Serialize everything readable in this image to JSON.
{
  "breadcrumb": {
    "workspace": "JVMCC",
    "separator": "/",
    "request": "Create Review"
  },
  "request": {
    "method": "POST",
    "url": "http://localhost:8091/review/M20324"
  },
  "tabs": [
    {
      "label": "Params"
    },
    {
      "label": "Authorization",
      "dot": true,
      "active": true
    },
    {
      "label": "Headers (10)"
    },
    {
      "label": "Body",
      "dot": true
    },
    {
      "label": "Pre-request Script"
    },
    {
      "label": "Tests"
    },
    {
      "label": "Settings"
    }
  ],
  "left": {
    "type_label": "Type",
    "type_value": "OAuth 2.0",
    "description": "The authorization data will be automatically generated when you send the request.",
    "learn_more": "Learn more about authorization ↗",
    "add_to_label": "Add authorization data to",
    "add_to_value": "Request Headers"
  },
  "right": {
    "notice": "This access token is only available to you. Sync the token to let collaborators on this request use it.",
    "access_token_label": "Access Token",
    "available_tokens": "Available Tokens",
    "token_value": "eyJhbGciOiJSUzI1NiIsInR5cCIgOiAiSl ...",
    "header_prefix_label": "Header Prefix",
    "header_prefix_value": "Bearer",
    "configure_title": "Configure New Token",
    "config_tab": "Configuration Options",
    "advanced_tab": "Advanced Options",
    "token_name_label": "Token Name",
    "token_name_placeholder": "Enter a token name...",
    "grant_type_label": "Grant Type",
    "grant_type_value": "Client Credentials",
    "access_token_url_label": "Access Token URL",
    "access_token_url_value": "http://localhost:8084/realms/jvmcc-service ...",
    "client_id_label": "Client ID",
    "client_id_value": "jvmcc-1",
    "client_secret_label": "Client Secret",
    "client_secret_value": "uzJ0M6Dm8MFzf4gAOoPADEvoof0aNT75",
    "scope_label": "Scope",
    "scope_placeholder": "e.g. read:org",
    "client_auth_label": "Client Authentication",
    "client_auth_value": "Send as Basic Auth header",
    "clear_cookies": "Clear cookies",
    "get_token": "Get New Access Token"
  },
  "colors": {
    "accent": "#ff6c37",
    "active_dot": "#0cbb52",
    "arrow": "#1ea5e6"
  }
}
=====
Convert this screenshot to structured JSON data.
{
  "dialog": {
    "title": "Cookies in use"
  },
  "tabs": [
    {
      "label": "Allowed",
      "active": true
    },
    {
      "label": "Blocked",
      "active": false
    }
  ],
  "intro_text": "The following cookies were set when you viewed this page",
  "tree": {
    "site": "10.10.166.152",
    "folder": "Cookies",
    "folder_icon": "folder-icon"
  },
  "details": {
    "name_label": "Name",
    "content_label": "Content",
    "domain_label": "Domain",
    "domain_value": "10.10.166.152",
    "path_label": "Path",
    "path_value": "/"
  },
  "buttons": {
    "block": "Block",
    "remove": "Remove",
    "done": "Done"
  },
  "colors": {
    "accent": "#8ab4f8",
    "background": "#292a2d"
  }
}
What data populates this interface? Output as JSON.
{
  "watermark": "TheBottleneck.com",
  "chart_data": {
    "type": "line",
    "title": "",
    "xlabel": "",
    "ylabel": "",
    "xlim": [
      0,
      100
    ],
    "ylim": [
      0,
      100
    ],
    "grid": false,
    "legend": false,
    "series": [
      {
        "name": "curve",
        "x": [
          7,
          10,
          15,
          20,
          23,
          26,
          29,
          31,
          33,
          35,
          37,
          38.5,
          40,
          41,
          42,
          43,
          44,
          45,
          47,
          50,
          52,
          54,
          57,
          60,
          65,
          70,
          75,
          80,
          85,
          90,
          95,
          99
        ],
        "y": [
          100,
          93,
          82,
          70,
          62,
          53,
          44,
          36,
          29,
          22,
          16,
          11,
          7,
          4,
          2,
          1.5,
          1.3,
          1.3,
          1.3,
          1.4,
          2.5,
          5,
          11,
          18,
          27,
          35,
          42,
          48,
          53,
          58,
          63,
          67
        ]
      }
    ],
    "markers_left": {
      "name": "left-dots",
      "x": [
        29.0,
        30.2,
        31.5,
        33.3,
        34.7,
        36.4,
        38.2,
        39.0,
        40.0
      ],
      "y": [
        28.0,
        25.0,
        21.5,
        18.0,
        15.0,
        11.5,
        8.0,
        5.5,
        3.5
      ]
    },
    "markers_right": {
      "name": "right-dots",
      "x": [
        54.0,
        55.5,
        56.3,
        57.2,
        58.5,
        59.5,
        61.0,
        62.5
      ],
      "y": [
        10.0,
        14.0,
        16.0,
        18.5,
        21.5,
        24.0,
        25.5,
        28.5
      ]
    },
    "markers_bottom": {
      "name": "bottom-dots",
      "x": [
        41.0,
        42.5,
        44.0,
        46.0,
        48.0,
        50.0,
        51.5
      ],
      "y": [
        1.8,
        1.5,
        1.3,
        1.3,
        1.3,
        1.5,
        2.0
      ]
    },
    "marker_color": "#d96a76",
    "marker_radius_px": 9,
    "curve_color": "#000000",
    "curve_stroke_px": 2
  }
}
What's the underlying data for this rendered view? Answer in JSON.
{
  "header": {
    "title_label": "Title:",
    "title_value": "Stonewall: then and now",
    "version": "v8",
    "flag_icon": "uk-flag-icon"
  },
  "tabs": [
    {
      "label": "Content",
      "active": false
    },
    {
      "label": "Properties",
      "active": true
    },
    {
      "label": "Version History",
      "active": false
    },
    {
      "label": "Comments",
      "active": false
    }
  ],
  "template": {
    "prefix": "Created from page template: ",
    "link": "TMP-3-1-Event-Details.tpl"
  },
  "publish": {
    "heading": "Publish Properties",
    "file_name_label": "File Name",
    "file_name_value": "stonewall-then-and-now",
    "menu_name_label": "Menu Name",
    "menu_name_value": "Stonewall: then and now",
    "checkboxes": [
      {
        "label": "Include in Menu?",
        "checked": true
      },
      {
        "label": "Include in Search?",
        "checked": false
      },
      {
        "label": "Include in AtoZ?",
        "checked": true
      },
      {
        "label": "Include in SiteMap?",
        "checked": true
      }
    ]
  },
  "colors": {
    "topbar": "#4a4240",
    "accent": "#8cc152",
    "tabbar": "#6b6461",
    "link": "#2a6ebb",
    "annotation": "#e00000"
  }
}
=====
Check each line of the records for "folder" and copy the ones that contain it.

    "folder": "Cookies",
    "folder_icon": "folder-icon"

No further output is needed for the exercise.